**YOUR INSTRUCTIONS:** Of all the lines in the material, how many include the word "Fever"? Give only the number.
**** INPUT DATA ****
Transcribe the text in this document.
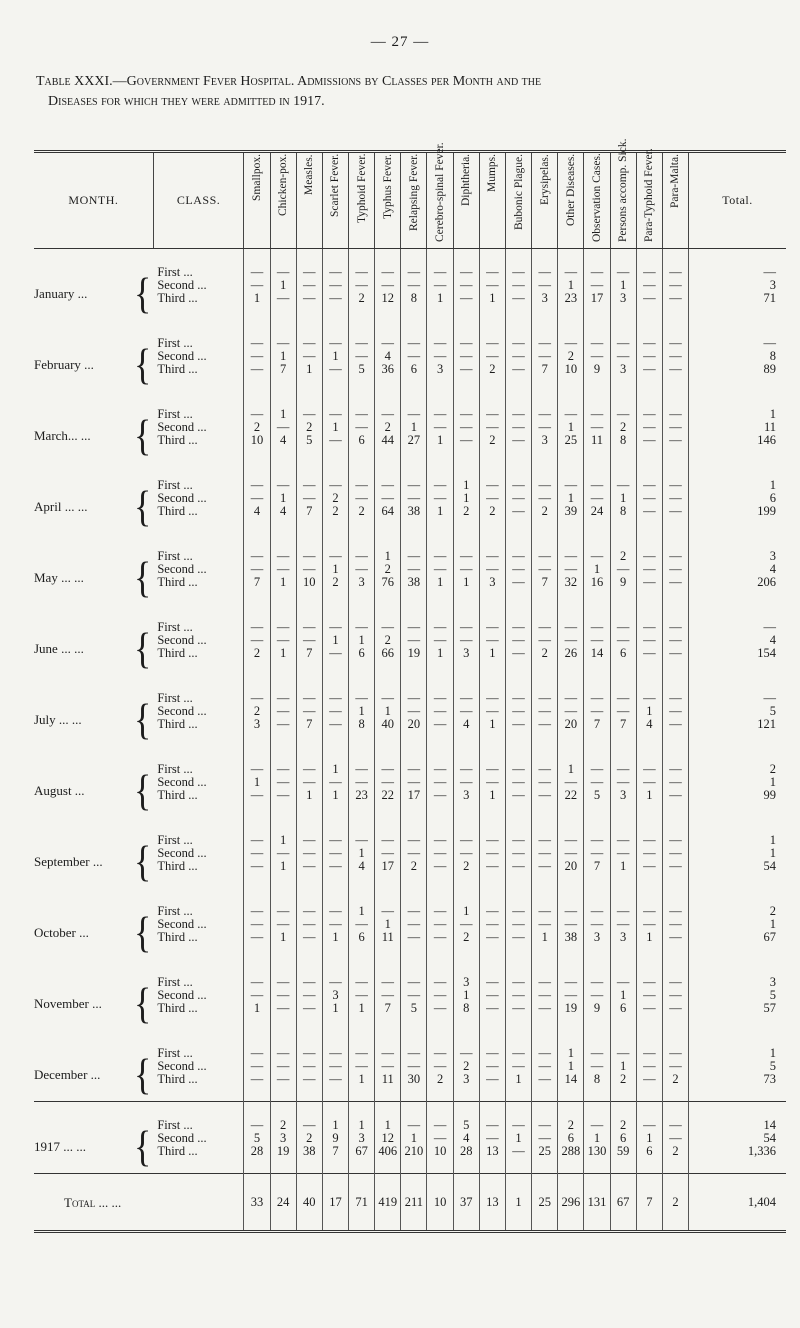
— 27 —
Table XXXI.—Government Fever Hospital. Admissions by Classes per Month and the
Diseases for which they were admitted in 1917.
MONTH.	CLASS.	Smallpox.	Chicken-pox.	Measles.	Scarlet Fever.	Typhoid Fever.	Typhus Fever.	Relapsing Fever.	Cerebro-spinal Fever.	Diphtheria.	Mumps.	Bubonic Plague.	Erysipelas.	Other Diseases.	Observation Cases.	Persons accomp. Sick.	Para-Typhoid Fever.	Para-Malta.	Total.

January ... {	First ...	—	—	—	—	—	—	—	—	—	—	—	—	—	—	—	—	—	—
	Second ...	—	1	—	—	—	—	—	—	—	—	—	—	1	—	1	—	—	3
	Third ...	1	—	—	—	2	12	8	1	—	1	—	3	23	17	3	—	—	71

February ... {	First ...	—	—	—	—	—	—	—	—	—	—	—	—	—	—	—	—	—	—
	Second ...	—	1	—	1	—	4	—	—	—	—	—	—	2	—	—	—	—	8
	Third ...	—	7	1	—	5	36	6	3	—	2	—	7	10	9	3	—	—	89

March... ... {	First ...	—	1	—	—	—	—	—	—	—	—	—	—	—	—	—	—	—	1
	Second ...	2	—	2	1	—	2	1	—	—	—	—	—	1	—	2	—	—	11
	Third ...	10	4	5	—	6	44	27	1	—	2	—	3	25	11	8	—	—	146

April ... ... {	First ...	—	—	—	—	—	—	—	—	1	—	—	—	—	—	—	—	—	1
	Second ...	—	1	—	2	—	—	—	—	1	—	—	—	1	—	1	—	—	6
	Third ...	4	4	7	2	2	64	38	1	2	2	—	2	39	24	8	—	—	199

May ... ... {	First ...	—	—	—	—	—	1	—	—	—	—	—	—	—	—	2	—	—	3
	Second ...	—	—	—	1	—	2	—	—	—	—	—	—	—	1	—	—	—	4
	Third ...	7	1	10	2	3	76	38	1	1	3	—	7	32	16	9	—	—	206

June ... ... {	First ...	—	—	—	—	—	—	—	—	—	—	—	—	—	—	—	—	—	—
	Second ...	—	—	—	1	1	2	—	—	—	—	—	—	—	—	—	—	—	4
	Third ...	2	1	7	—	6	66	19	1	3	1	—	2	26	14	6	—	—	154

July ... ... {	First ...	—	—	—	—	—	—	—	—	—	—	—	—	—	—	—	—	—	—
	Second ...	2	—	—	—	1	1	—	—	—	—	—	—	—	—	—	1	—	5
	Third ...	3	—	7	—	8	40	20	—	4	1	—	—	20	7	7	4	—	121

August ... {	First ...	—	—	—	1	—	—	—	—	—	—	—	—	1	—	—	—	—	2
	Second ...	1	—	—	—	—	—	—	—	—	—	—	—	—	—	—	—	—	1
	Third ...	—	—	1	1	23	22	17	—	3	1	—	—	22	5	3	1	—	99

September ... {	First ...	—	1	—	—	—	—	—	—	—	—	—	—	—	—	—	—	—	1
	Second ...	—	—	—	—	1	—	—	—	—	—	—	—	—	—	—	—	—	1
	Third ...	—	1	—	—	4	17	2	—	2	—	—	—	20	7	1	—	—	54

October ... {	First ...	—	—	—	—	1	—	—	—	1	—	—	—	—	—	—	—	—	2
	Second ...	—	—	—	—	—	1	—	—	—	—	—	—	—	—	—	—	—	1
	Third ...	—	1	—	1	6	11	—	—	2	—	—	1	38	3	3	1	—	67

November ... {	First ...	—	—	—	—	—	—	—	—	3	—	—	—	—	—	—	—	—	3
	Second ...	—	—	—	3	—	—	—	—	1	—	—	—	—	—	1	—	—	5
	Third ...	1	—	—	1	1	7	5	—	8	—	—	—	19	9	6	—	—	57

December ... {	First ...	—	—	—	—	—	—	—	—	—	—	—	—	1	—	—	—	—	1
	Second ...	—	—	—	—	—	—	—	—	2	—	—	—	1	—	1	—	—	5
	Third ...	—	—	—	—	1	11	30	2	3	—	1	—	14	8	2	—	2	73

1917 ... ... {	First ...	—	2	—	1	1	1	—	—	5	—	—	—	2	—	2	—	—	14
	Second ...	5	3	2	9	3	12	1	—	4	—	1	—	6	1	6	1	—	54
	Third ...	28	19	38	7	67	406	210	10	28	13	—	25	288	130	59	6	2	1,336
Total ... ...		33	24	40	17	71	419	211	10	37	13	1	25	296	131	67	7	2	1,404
****
**SOLUTION FOR THIS PROBLEM:** 2